» TASK INPUT

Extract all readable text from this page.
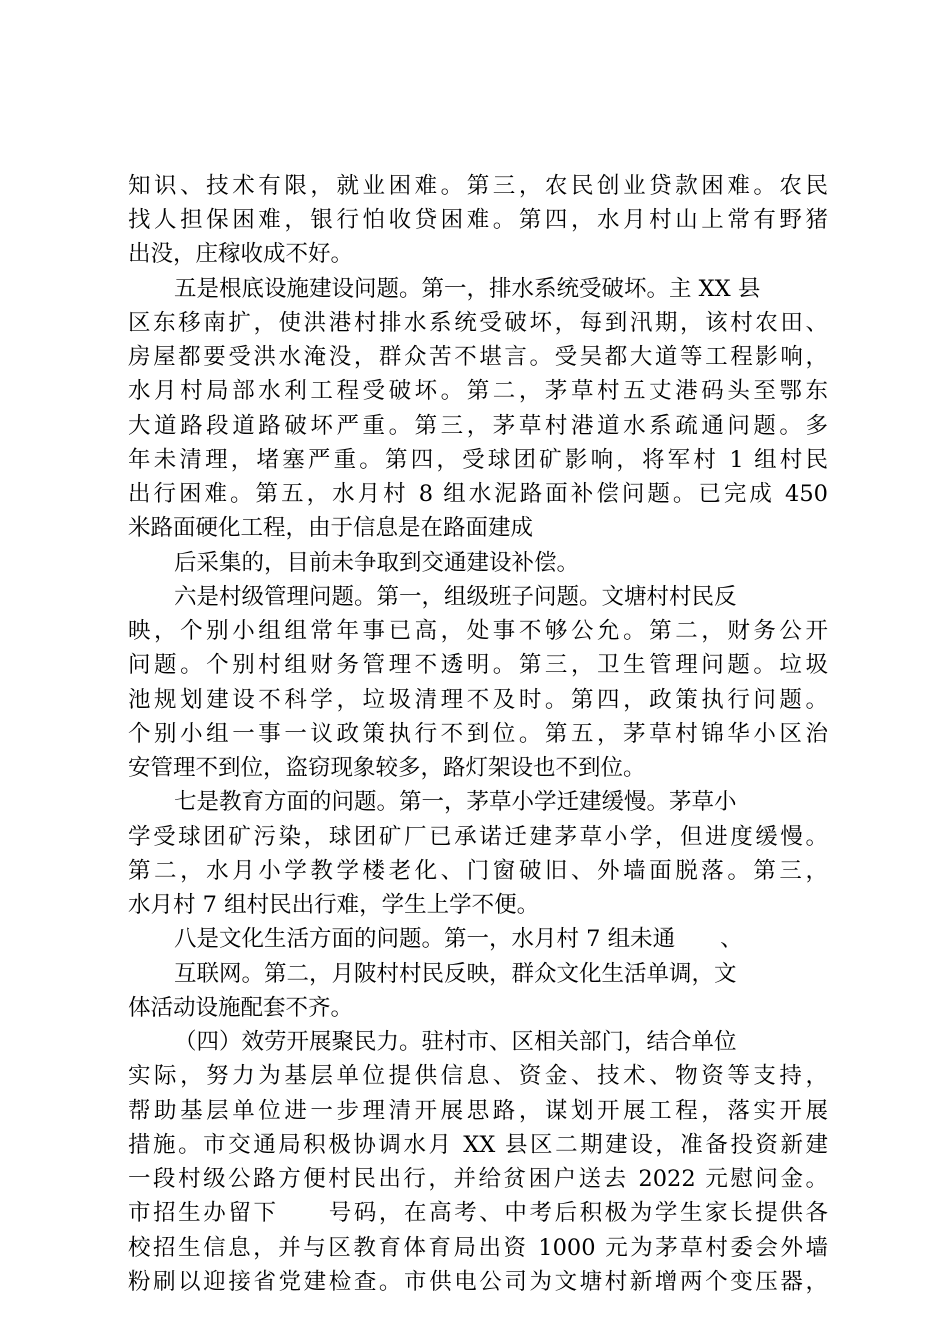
知识、技术有限，就业困难。第三，农民创业贷款困难。农民
找人担保困难，银行怕收贷困难。第四，水月村山上常有野猪
出没，庄稼收成不好。
五是根底设施建设问题。第一，排水系统受破坏。主 XX 县
区东移南扩，使洪港村排水系统受破坏，每到汛期，该村农田、
房屋都要受洪水淹没，群众苦不堪言。受吴都大道等工程影响，
水月村局部水利工程受破坏。第二，茅草村五丈港码头至鄂东
大道路段道路破坏严重。第三，茅草村港道水系疏通问题。多
年未清理，堵塞严重。第四，受球团矿影响，将军村 1 组村民
出行困难。第五，水月村 8 组水泥路面补偿问题。已完成 450
米路面硬化工程，由于信息是在路面建成
后采集的，目前未争取到交通建设补偿。
六是村级管理问题。第一，组级班子问题。文塘村村民反
映，个别小组组常年事已高，处事不够公允。第二，财务公开
问题。个别村组财务管理不透明。第三，卫生管理问题。垃圾
池规划建设不科学，垃圾清理不及时。第四，政策执行问题。
个别小组一事一议政策执行不到位。第五，茅草村锦华小区治
安管理不到位，盗窃现象较多，路灯架设也不到位。
七是教育方面的问题。第一，茅草小学迁建缓慢。茅草小
学受球团矿污染，球团矿厂已承诺迁建茅草小学，但进度缓慢。
第二，水月小学教学楼老化、门窗破旧、外墙面脱落。第三，
水月村 7 组村民出行难，学生上学不便。
八是文化生活方面的问题。第一，水月村 7 组未通　　、
互联网。第二，月陂村村民反映，群众文化生活单调，文
体活动设施配套不齐。
（四）效劳开展聚民力。驻村市、区相关部门，结合单位
实际，努力为基层单位提供信息、资金、技术、物资等支持，
帮助基层单位进一步理清开展思路，谋划开展工程，落实开展
措施。市交通局积极协调水月 XX 县区二期建设，准备投资新建
一段村级公路方便村民出行，并给贫困户送去 2022 元慰问金。
市招生办留下　　号码，在高考、中考后积极为学生家长提供各
校招生信息，并与区教育体育局出资 1000 元为茅草村委会外墙
粉刷以迎接省党建检查。市供电公司为文塘村新增两个变压器，
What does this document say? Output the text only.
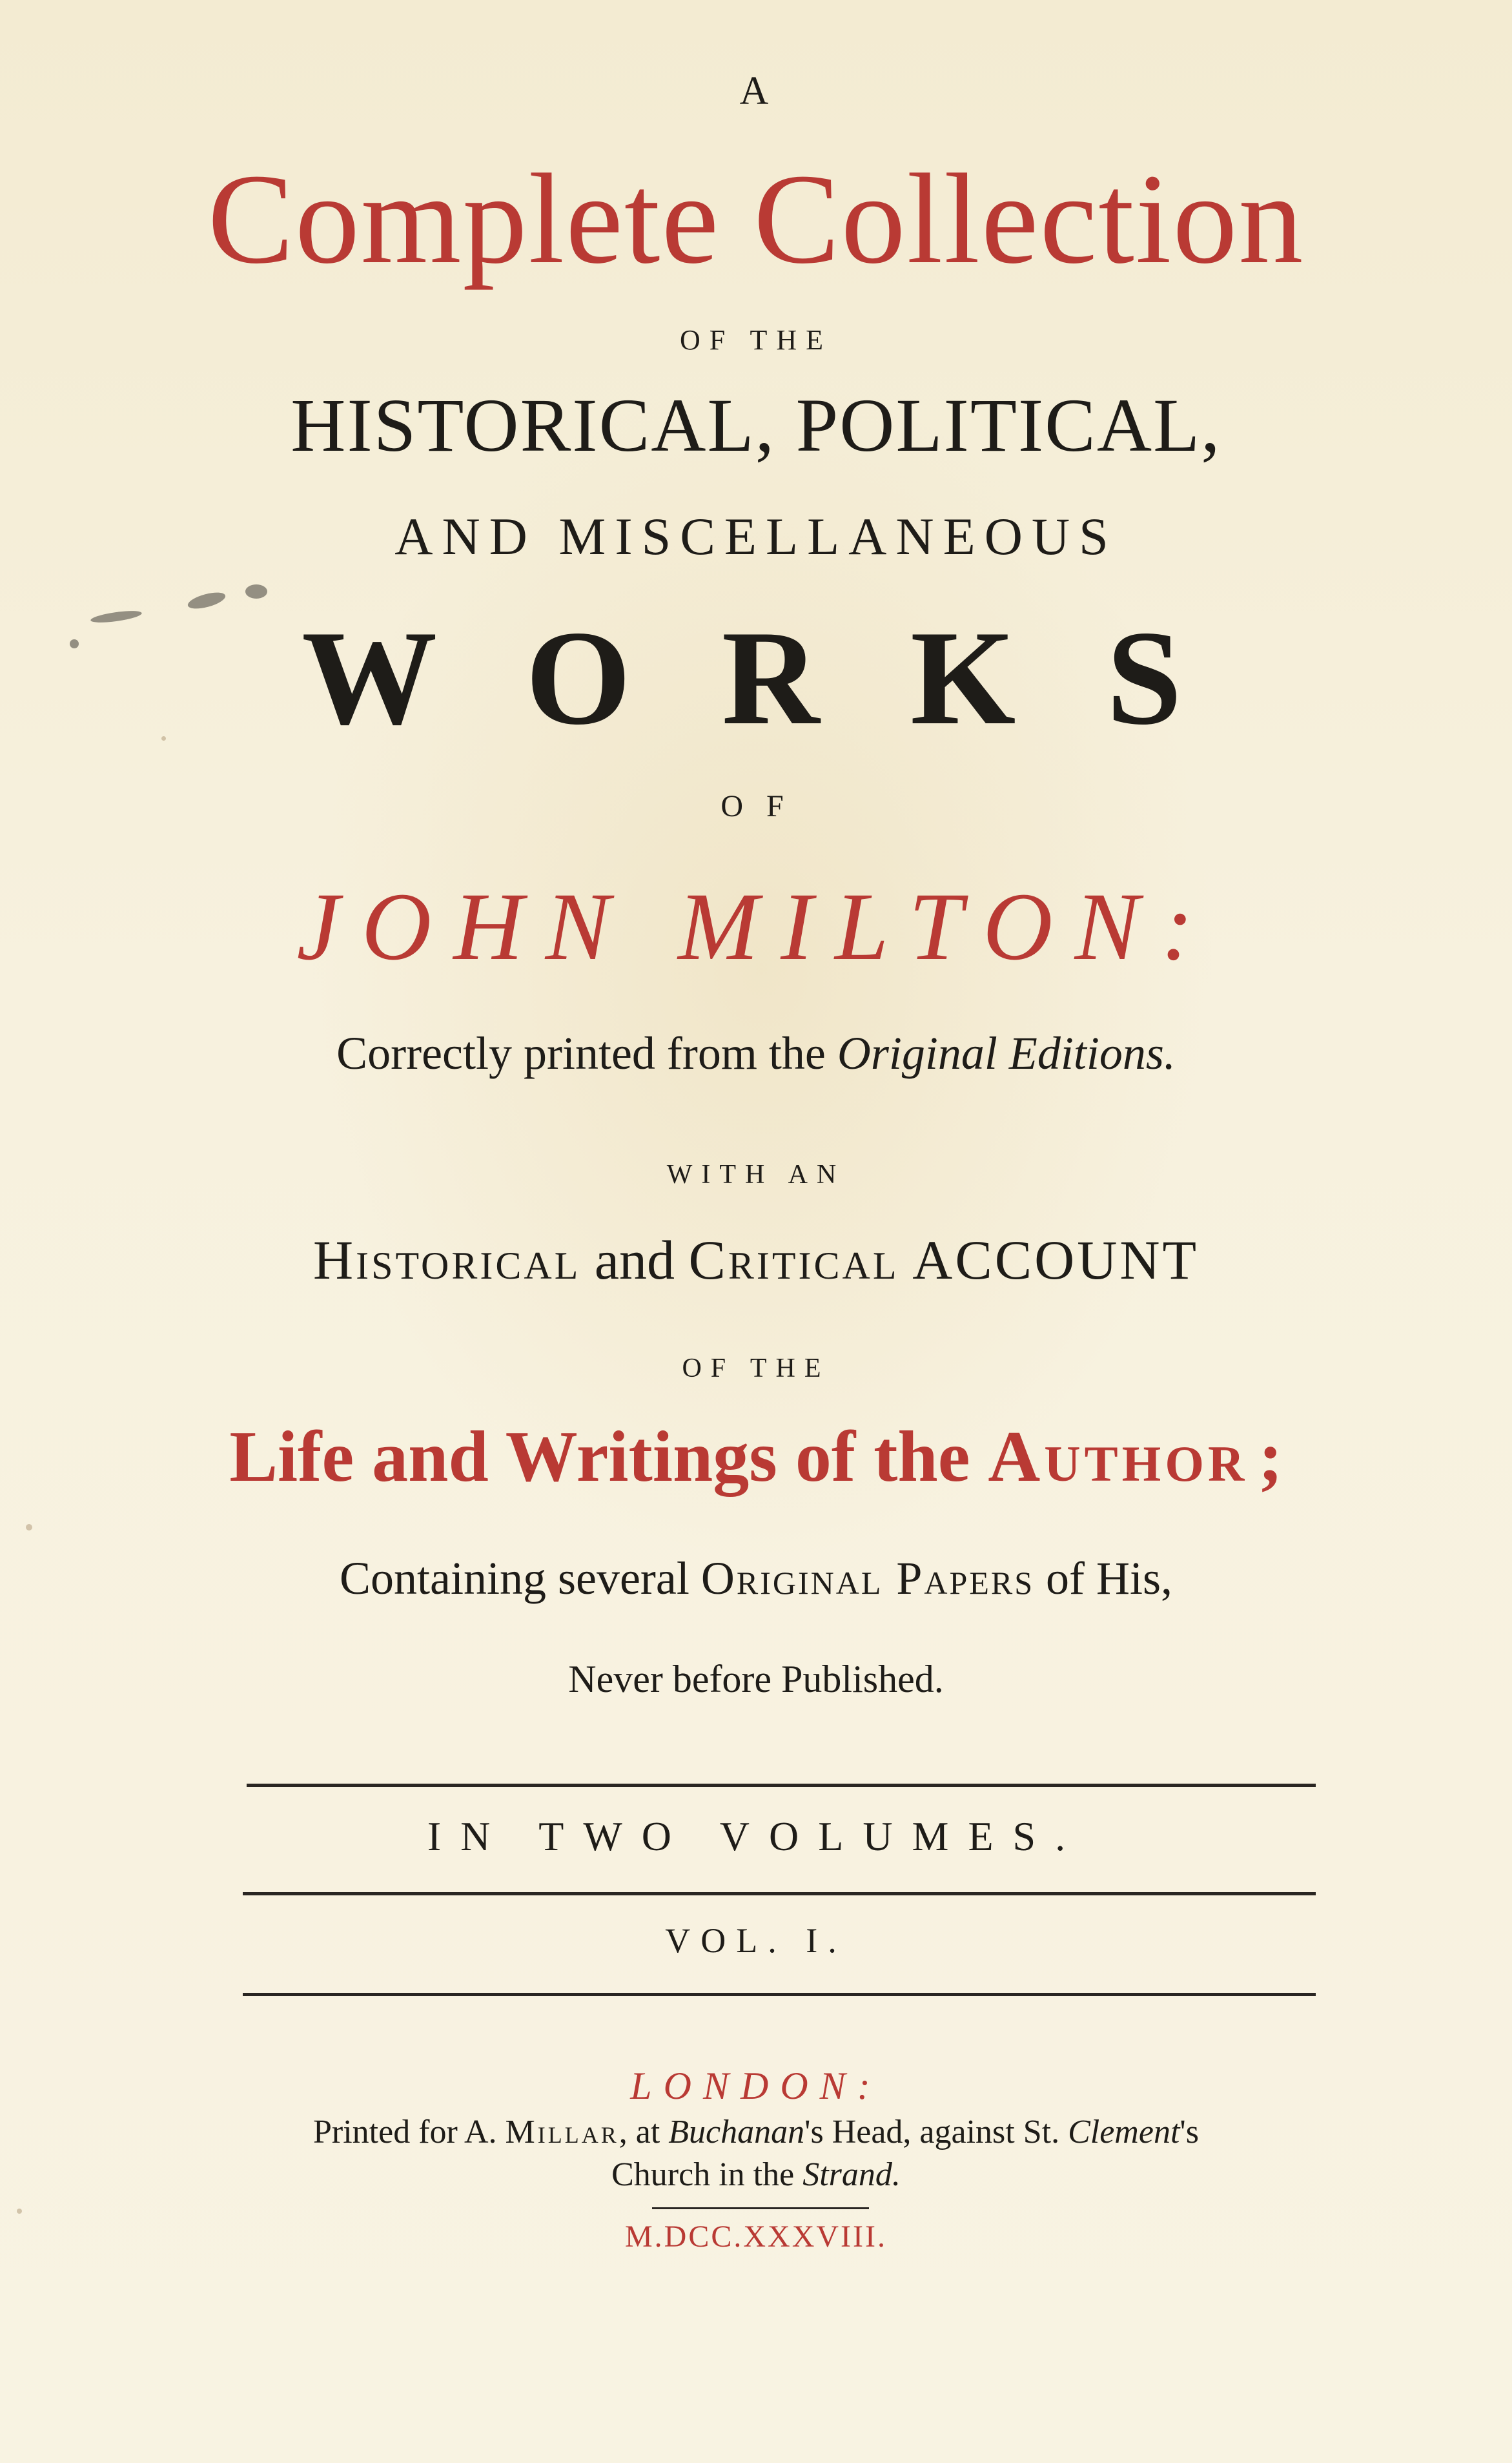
A
Complete Collection
OF THE
HISTORICAL, POLITICAL,
AND MISCELLANEOUS
W O R K S
O F
JOHN MILTON:
Correctly printed from the Original Editions.
WITH AN
Historical and Critical ACCOUNT
OF THE
Life and Writings of the Author ;
Containing several Original Papers of His,
Never before Published.
IN TWO VOLUMES.
VOL. I.
LONDON:
Printed for A. Millar, at Buchanan's Head, against St. Clement's
Church in the Strand.
M.DCC.XXXVIII.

» EXERCISE AIM
Retype all of the entries exactly as written, leaving out any images.

» WRITTEN ANSWER
Extract all readable text from this page.
知识、技术有限，就业困难。第三，农民创业贷款困难。农民
找人担保困难，银行怕收贷困难。第四，水月村山上常有野猪
出没，庄稼收成不好。
五是根底设施建设问题。第一，排水系统受破坏。主 XX 县
区东移南扩，使洪港村排水系统受破坏，每到汛期，该村农田、
房屋都要受洪水淹没，群众苦不堪言。受吴都大道等工程影响，
水月村局部水利工程受破坏。第二，茅草村五丈港码头至鄂东
大道路段道路破坏严重。第三，茅草村港道水系疏通问题。多
年未清理，堵塞严重。第四，受球团矿影响，将军村 1 组村民
出行困难。第五，水月村 8 组水泥路面补偿问题。已完成 450
米路面硬化工程，由于信息是在路面建成
后采集的，目前未争取到交通建设补偿。
六是村级管理问题。第一，组级班子问题。文塘村村民反
映，个别小组组常年事已高，处事不够公允。第二，财务公开
问题。个别村组财务管理不透明。第三，卫生管理问题。垃圾
池规划建设不科学，垃圾清理不及时。第四，政策执行问题。
个别小组一事一议政策执行不到位。第五，茅草村锦华小区治
安管理不到位，盗窃现象较多，路灯架设也不到位。
七是教育方面的问题。第一，茅草小学迁建缓慢。茅草小
学受球团矿污染，球团矿厂已承诺迁建茅草小学，但进度缓慢。
第二，水月小学教学楼老化、门窗破旧、外墙面脱落。第三，
水月村 7 组村民出行难，学生上学不便。
八是文化生活方面的问题。第一，水月村 7 组未通　　、
互联网。第二，月陂村村民反映，群众文化生活单调，文
体活动设施配套不齐。
（四）效劳开展聚民力。驻村市、区相关部门，结合单位
实际，努力为基层单位提供信息、资金、技术、物资等支持，
帮助基层单位进一步理清开展思路，谋划开展工程，落实开展
措施。市交通局积极协调水月 XX 县区二期建设，准备投资新建
一段村级公路方便村民出行，并给贫困户送去 2022 元慰问金。
市招生办留下　　号码，在高考、中考后积极为学生家长提供各
校招生信息，并与区教育体育局出资 1000 元为茅草村委会外墙
粉刷以迎接省党建检查。市供电公司为文塘村新增两个变压器，
What does this document say? Output the text only.
A
Complete Collection
OF THE
HISTORICAL, POLITICAL,
AND MISCELLANEOUS
W O R K S
O F
JOHN MILTON:
Correctly printed from the Original Editions.
WITH AN
Historical and Critical ACCOUNT
OF THE
Life and Writings of the Author ;
Containing several Original Papers of His,
Never before Published.
IN TWO VOLUMES.
VOL. I.
LONDON:
Printed for A. Millar, at Buchanan's Head, against St. Clement's
Church in the Strand.
M.DCC.XXXVIII.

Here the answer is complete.